**What to do**
Repeat without any change the lines of the records below, from the first line through the line that contains "body-paragraph-2: Одновременно сообщаем, что".

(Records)
◆ ◆ ◆ ◆ ◆ ◆ ◆
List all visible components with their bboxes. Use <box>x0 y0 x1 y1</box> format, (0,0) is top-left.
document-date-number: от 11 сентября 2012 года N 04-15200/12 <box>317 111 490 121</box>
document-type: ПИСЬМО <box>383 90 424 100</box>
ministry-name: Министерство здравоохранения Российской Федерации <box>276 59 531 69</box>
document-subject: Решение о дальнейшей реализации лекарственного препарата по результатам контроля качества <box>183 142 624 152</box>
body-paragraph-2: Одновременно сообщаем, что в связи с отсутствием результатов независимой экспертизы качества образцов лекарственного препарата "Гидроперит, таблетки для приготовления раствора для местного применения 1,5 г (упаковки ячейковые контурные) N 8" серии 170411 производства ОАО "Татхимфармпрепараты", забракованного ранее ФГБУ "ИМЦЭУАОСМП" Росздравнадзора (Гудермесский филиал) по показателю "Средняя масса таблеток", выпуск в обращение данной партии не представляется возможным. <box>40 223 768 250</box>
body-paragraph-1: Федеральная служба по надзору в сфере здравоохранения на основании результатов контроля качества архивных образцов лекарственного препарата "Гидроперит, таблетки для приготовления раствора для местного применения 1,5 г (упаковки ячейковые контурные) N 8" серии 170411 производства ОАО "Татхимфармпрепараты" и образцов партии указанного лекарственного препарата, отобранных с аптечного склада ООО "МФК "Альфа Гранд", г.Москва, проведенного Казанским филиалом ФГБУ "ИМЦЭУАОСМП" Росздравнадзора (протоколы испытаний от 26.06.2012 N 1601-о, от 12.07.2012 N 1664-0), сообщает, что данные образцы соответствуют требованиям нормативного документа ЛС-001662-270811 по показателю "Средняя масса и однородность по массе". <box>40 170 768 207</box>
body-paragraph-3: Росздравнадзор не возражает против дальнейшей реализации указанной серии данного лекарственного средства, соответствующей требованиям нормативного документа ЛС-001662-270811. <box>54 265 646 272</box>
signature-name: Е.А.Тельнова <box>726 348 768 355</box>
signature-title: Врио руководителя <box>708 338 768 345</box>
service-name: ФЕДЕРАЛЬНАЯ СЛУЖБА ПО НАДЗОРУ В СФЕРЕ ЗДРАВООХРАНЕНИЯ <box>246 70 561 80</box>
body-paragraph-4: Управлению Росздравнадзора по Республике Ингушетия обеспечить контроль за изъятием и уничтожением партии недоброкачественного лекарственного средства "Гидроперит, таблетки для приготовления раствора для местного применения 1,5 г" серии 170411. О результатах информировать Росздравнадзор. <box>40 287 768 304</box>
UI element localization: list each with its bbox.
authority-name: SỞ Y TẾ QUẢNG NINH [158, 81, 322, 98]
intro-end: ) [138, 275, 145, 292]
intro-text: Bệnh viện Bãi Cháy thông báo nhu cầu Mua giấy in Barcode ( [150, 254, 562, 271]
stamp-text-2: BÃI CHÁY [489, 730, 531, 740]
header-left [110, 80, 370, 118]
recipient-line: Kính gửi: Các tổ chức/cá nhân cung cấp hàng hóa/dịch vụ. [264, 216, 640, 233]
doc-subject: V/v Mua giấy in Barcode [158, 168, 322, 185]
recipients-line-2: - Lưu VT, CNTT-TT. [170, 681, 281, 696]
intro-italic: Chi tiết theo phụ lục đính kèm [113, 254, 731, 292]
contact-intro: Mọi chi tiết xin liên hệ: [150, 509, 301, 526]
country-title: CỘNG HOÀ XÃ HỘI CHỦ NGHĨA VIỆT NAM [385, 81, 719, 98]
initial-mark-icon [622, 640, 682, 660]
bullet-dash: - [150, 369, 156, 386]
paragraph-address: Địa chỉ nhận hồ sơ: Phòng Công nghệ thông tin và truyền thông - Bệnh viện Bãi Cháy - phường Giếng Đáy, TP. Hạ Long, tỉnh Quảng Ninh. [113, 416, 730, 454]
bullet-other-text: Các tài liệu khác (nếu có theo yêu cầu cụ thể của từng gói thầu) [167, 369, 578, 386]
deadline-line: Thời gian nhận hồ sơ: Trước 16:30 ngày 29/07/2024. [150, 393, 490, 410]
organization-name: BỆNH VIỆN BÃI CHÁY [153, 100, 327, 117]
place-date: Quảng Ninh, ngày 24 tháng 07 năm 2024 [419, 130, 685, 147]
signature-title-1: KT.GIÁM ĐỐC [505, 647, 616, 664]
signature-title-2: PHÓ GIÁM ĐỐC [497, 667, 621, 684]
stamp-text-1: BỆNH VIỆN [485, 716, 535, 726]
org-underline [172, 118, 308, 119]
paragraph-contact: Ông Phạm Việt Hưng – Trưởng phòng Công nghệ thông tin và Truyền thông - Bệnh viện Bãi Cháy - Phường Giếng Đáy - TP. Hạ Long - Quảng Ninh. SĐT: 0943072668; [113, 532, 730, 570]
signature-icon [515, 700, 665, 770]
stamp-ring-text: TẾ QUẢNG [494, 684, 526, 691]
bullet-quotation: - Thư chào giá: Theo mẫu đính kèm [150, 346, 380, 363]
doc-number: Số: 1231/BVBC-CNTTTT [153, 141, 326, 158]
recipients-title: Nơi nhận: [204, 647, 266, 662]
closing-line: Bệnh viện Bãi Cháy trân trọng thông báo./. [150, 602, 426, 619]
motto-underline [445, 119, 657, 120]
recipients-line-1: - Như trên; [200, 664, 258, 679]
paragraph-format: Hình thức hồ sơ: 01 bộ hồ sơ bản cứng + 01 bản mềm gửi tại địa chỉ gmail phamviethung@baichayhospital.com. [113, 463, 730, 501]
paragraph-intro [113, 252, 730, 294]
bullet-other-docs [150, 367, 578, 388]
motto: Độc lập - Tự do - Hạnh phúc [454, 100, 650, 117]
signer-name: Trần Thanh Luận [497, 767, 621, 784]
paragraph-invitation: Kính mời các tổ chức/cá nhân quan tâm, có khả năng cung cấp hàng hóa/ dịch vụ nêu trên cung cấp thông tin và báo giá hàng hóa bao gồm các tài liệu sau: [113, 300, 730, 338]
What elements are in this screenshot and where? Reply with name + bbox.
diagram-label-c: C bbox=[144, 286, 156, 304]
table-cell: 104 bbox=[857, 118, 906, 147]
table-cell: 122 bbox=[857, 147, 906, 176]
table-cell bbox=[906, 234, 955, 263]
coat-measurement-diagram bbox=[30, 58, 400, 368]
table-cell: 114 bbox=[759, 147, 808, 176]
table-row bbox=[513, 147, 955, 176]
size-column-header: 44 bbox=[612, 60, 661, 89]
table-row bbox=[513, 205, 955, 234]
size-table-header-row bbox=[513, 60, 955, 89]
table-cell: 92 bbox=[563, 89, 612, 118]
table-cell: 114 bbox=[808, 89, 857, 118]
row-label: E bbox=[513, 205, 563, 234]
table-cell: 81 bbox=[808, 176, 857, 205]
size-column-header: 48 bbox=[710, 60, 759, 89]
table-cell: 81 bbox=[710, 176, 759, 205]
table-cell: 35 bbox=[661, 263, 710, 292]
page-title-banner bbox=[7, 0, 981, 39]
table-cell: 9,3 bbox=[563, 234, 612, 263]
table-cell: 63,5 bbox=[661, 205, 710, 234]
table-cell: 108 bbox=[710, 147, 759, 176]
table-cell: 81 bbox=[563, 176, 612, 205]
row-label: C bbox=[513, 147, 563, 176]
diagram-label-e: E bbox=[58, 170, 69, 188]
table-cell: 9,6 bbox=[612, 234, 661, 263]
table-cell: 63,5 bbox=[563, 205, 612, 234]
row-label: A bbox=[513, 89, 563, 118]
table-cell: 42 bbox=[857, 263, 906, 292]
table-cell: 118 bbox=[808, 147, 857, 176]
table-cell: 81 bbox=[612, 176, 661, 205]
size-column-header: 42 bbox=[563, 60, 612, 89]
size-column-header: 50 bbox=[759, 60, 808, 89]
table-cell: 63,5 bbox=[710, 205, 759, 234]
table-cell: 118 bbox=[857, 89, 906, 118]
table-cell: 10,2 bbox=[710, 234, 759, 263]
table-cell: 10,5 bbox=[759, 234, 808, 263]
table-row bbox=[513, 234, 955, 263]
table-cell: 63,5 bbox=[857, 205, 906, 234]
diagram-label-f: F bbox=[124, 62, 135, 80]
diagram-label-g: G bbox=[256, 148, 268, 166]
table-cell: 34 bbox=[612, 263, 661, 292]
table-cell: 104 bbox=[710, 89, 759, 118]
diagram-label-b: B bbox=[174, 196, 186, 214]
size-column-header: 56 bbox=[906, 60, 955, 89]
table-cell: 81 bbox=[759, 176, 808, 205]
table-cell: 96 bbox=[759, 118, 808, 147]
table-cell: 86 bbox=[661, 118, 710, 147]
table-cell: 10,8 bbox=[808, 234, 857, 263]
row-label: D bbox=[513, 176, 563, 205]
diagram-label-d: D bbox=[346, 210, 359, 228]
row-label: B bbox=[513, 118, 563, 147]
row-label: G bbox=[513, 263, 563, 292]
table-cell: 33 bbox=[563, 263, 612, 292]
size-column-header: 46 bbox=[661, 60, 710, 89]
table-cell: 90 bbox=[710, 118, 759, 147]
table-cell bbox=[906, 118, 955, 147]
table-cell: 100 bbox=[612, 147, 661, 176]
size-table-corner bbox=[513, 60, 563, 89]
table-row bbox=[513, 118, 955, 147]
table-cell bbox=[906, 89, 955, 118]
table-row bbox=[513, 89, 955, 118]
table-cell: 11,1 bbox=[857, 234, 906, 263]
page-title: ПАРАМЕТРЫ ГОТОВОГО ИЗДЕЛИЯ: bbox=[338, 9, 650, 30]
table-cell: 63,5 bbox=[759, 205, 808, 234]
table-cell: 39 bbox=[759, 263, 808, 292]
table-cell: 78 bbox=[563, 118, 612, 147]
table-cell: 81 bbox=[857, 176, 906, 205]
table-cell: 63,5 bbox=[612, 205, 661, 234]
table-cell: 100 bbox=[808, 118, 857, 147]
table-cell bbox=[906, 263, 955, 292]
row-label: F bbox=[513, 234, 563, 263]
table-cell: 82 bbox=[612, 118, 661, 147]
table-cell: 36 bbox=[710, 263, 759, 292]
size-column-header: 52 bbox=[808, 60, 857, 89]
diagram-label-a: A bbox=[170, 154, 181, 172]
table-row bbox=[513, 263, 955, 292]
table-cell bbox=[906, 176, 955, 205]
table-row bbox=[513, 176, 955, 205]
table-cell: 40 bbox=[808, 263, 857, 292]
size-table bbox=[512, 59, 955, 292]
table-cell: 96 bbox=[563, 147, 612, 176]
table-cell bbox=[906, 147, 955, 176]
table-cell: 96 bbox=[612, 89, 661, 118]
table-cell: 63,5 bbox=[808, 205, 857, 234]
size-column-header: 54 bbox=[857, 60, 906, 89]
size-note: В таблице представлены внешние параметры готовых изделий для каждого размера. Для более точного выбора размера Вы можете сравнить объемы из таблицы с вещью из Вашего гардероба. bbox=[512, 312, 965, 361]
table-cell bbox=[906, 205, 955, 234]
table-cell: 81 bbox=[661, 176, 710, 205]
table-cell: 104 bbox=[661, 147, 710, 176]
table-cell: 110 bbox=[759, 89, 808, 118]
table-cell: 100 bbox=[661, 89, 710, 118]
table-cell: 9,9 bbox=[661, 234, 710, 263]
◆ ◆ ◆ ◆ ◆ ◆ ◆
**Completed exercise**
List all visible components with their bboxes. Use <box>x0 y0 x1 y1</box> format, (0,0) is top-left.
document-date-number: от 11 сентября 2012 года N 04-15200/12 <box>317 111 490 121</box>
document-type: ПИСЬМО <box>383 90 424 100</box>
ministry-name: Министерство здравоохранения Российской Федерации <box>276 59 531 69</box>
document-subject: Решение о дальнейшей реализации лекарственного препарата по результатам контроля качества <box>183 142 624 152</box>
body-paragraph-2: Одновременно сообщаем, что в связи с отсутствием результатов независимой экспертизы качества образцов лекарственного препарата "Гидроперит, таблетки для приготовления раствора для местного применения 1,5 г (упаковки ячейковые контурные) N 8" серии 170411 производства ОАО "Татхимфармпрепараты", забракованного ранее ФГБУ "ИМЦЭУАОСМП" Росздравнадзора (Гудермесский филиал) по показателю "Средняя масса таблеток", выпуск в обращение данной партии не представляется возможным. <box>40 223 768 250</box>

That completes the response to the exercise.